EXTRACTED TEXT >>
__________________________________________________
Break Like the Wind is a 1992 album by the semi-fictional band Spinal Tap. The songs include a range of genres, from the glam metal anthem "Bitch School" down to the skiffle satire of "All the Way Home". The title, and the album's title track, is a double entendre that combines and confuses the idiom "make like the wind" (also possibly a reference to the Christopher Cross song "Ride Like the Wind", famously covered by British heavy metal band Saxon) with "break wind", a euphemism for flatulence.

Originally, the CD was packaged in an 18-inch "extra-long box," as a satire against the controversial packaging policy of longboxes which was increasingly criticized as unnecessary and wasteful.

In the film This Is Spinal Tap, David St. Hubbins (portrayed by Michael McKean) and Nigel Tufnel (portrayed by Christopher Guest) claim "All the Way Home" is the first song they wrote together, and that six years after it was written, David and Nigel recorded the song in December 1961. The film recounts the two being in different bands, David in the 'Creatures' and Nigel with the 'Lovely Lads'. Similarly, "The Sun Never Sweats" is implied to be the title track from their fictitious album of the same name, whose cover is shown on the packaging of the album This Is Spinal Tap.

All tracks by David St. Hubbins, Nigel Tufnel & Derek Smalls except where noted

"Break Like the Wind" samples the classical guitar piece Concierto de Aranjuez by Rodrigo.
__________________________________________________
MATERIAL >>
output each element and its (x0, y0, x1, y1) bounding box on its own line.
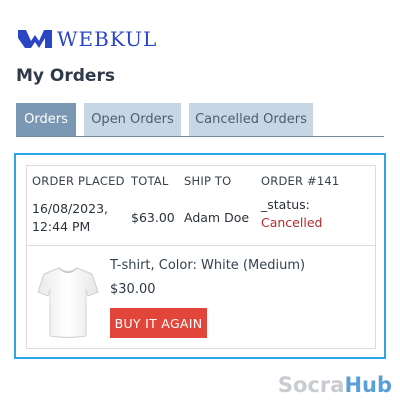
__________________________________________________
WORK INSTRUCTIONS >>
Answer these questions from the text on Break Like the Wind:
1. How long was the box in which the CD was originally packaged?
2. According to the film This Is Spinal Tap, which band was Nigel Tufnel in?
3. What classical guitar piece does "Break Like the Wind" sample?

RESPONSE TO THIS TASK >>
1. 18 inches
2. The Lovely Lads
3. Concierto de Aranjuez by Rodrigo